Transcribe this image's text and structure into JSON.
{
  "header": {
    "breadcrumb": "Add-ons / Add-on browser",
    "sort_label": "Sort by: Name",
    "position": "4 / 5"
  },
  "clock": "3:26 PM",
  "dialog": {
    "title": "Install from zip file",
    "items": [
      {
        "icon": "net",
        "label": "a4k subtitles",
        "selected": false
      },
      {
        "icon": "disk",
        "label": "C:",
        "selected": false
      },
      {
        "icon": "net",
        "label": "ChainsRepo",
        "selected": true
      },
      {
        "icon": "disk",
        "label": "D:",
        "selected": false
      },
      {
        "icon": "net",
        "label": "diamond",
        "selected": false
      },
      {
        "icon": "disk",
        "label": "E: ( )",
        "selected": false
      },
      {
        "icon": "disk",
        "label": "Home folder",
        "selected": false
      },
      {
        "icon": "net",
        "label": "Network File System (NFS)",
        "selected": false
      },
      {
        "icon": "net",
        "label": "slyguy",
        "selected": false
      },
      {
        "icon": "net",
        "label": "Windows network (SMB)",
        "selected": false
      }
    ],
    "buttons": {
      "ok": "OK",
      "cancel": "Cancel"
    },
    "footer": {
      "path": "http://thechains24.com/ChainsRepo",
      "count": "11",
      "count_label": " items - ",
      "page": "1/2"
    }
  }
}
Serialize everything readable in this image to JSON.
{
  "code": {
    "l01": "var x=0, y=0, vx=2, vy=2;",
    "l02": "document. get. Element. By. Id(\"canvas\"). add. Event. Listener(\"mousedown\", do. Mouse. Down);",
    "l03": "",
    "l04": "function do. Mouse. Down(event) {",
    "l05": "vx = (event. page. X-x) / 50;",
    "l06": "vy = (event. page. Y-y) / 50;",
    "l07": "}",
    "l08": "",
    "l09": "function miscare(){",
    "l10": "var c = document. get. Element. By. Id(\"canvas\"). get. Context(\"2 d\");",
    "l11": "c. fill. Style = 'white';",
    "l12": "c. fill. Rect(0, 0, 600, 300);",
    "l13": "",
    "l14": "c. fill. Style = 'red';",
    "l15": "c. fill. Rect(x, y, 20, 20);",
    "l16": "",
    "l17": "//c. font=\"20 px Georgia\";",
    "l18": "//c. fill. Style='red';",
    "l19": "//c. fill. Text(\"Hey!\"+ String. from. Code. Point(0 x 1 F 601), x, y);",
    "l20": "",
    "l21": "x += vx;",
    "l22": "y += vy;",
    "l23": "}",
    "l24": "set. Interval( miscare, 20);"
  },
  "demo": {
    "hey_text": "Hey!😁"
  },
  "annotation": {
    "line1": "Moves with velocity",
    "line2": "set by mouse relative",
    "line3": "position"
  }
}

#####

* _What is asked_
Transcribe the material above in its entirety. Match it exactly.

* _Answer for this exercise_
Transcribe this image's text and structure into JSON.
{
  "header": {
    "breadcrumb": "Add-ons / Add-on browser",
    "sort_label": "Sort by: Name",
    "position": "4 / 5"
  },
  "clock": "3:26 PM",
  "dialog": {
    "title": "Install from zip file",
    "items": [
      {
        "icon": "net",
        "label": "a4k subtitles",
        "selected": false
      },
      {
        "icon": "disk",
        "label": "C:",
        "selected": false
      },
      {
        "icon": "net",
        "label": "ChainsRepo",
        "selected": true
      },
      {
        "icon": "disk",
        "label": "D:",
        "selected": false
      },
      {
        "icon": "net",
        "label": "diamond",
        "selected": false
      },
      {
        "icon": "disk",
        "label": "E: ( )",
        "selected": false
      },
      {
        "icon": "disk",
        "label": "Home folder",
        "selected": false
      },
      {
        "icon": "net",
        "label": "Network File System (NFS)",
        "selected": false
      },
      {
        "icon": "net",
        "label": "slyguy",
        "selected": false
      },
      {
        "icon": "net",
        "label": "Windows network (SMB)",
        "selected": false
      }
    ],
    "buttons": {
      "ok": "OK",
      "cancel": "Cancel"
    },
    "footer": {
      "path": "http://thechains24.com/ChainsRepo",
      "count": "11",
      "count_label": " items - ",
      "page": "1/2"
    }
  }
}
Serialize everything readable in this image to JSON.
{
  "code": {
    "l01": "var x=0, y=0, vx=2, vy=2;",
    "l02": "document. get. Element. By. Id(\"canvas\"). add. Event. Listener(\"mousedown\", do. Mouse. Down);",
    "l03": "",
    "l04": "function do. Mouse. Down(event) {",
    "l05": "vx = (event. page. X-x) / 50;",
    "l06": "vy = (event. page. Y-y) / 50;",
    "l07": "}",
    "l08": "",
    "l09": "function miscare(){",
    "l10": "var c = document. get. Element. By. Id(\"canvas\"). get. Context(\"2 d\");",
    "l11": "c. fill. Style = 'white';",
    "l12": "c. fill. Rect(0, 0, 600, 300);",
    "l13": "",
    "l14": "c. fill. Style = 'red';",
    "l15": "c. fill. Rect(x, y, 20, 20);",
    "l16": "",
    "l17": "//c. font=\"20 px Georgia\";",
    "l18": "//c. fill. Style='red';",
    "l19": "//c. fill. Text(\"Hey!\"+ String. from. Code. Point(0 x 1 F 601), x, y);",
    "l20": "",
    "l21": "x += vx;",
    "l22": "y += vy;",
    "l23": "}",
    "l24": "set. Interval( miscare, 20);"
  },
  "demo": {
    "hey_text": "Hey!😁"
  },
  "annotation": {
    "line1": "Moves with velocity",
    "line2": "set by mouse relative",
    "line3": "position"
  }
}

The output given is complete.